DIRECTIVE: Print the listing below in its entirety, character for character.

DATA TO USE:
^^^^^^^^^^^^^^^^

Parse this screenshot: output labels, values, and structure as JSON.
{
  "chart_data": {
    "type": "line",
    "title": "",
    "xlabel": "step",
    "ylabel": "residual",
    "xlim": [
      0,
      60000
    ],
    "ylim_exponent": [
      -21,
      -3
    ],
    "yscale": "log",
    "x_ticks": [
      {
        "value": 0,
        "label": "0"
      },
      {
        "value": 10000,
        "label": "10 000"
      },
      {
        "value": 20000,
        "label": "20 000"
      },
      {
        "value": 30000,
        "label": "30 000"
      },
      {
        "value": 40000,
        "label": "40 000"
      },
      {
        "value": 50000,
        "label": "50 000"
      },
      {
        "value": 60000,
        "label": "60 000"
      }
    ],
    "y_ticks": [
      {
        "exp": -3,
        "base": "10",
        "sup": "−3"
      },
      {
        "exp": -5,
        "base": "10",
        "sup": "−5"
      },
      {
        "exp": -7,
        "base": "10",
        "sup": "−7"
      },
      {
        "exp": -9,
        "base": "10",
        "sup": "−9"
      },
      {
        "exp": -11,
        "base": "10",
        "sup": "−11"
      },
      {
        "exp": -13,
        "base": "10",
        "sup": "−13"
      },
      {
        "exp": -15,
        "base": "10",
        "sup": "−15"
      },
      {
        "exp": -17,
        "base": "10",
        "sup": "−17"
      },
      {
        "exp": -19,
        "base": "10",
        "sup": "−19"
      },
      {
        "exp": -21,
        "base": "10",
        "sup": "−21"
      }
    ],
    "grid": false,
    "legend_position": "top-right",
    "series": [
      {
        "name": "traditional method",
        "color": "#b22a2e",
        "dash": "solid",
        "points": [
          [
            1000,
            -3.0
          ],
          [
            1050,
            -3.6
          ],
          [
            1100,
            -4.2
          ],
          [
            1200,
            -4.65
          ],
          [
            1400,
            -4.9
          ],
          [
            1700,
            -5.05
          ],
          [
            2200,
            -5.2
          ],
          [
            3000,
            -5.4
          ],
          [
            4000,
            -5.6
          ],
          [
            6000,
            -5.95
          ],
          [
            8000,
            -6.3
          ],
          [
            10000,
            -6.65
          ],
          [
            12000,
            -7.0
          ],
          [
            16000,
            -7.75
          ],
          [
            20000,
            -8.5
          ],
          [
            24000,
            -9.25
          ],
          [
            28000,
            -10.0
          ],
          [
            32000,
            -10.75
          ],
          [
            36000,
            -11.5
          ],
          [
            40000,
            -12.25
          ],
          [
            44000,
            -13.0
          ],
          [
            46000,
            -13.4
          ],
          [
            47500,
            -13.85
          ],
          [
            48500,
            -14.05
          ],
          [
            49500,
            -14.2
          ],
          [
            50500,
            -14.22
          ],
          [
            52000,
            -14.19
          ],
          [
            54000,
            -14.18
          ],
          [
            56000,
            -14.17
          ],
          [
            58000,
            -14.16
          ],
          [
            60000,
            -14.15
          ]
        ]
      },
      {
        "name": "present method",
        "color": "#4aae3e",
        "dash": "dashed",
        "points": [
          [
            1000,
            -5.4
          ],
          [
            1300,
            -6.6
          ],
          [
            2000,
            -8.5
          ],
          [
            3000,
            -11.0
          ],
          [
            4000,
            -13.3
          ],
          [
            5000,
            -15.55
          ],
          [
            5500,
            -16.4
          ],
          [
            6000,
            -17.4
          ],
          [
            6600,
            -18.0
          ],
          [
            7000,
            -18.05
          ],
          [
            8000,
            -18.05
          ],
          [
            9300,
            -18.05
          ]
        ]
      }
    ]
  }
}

^^^^^^^^^^^^^^^^

TASK ANSWER:
Parse this screenshot: output labels, values, and structure as JSON.
{
  "chart_data": {
    "type": "line",
    "title": "",
    "xlabel": "step",
    "ylabel": "residual",
    "xlim": [
      0,
      60000
    ],
    "ylim_exponent": [
      -21,
      -3
    ],
    "yscale": "log",
    "x_ticks": [
      {
        "value": 0,
        "label": "0"
      },
      {
        "value": 10000,
        "label": "10 000"
      },
      {
        "value": 20000,
        "label": "20 000"
      },
      {
        "value": 30000,
        "label": "30 000"
      },
      {
        "value": 40000,
        "label": "40 000"
      },
      {
        "value": 50000,
        "label": "50 000"
      },
      {
        "value": 60000,
        "label": "60 000"
      }
    ],
    "y_ticks": [
      {
        "exp": -3,
        "base": "10",
        "sup": "−3"
      },
      {
        "exp": -5,
        "base": "10",
        "sup": "−5"
      },
      {
        "exp": -7,
        "base": "10",
        "sup": "−7"
      },
      {
        "exp": -9,
        "base": "10",
        "sup": "−9"
      },
      {
        "exp": -11,
        "base": "10",
        "sup": "−11"
      },
      {
        "exp": -13,
        "base": "10",
        "sup": "−13"
      },
      {
        "exp": -15,
        "base": "10",
        "sup": "−15"
      },
      {
        "exp": -17,
        "base": "10",
        "sup": "−17"
      },
      {
        "exp": -19,
        "base": "10",
        "sup": "−19"
      },
      {
        "exp": -21,
        "base": "10",
        "sup": "−21"
      }
    ],
    "grid": false,
    "legend_position": "top-right",
    "series": [
      {
        "name": "traditional method",
        "color": "#b22a2e",
        "dash": "solid",
        "points": [
          [
            1000,
            -3.0
          ],
          [
            1050,
            -3.6
          ],
          [
            1100,
            -4.2
          ],
          [
            1200,
            -4.65
          ],
          [
            1400,
            -4.9
          ],
          [
            1700,
            -5.05
          ],
          [
            2200,
            -5.2
          ],
          [
            3000,
            -5.4
          ],
          [
            4000,
            -5.6
          ],
          [
            6000,
            -5.95
          ],
          [
            8000,
            -6.3
          ],
          [
            10000,
            -6.65
          ],
          [
            12000,
            -7.0
          ],
          [
            16000,
            -7.75
          ],
          [
            20000,
            -8.5
          ],
          [
            24000,
            -9.25
          ],
          [
            28000,
            -10.0
          ],
          [
            32000,
            -10.75
          ],
          [
            36000,
            -11.5
          ],
          [
            40000,
            -12.25
          ],
          [
            44000,
            -13.0
          ],
          [
            46000,
            -13.4
          ],
          [
            47500,
            -13.85
          ],
          [
            48500,
            -14.05
          ],
          [
            49500,
            -14.2
          ],
          [
            50500,
            -14.22
          ],
          [
            52000,
            -14.19
          ],
          [
            54000,
            -14.18
          ],
          [
            56000,
            -14.17
          ],
          [
            58000,
            -14.16
          ],
          [
            60000,
            -14.15
          ]
        ]
      },
      {
        "name": "present method",
        "color": "#4aae3e",
        "dash": "dashed",
        "points": [
          [
            1000,
            -5.4
          ],
          [
            1300,
            -6.6
          ],
          [
            2000,
            -8.5
          ],
          [
            3000,
            -11.0
          ],
          [
            4000,
            -13.3
          ],
          [
            5000,
            -15.55
          ],
          [
            5500,
            -16.4
          ],
          [
            6000,
            -17.4
          ],
          [
            6600,
            -18.0
          ],
          [
            7000,
            -18.05
          ],
          [
            8000,
            -18.05
          ],
          [
            9300,
            -18.05
          ]
        ]
      }
    ]
  }
}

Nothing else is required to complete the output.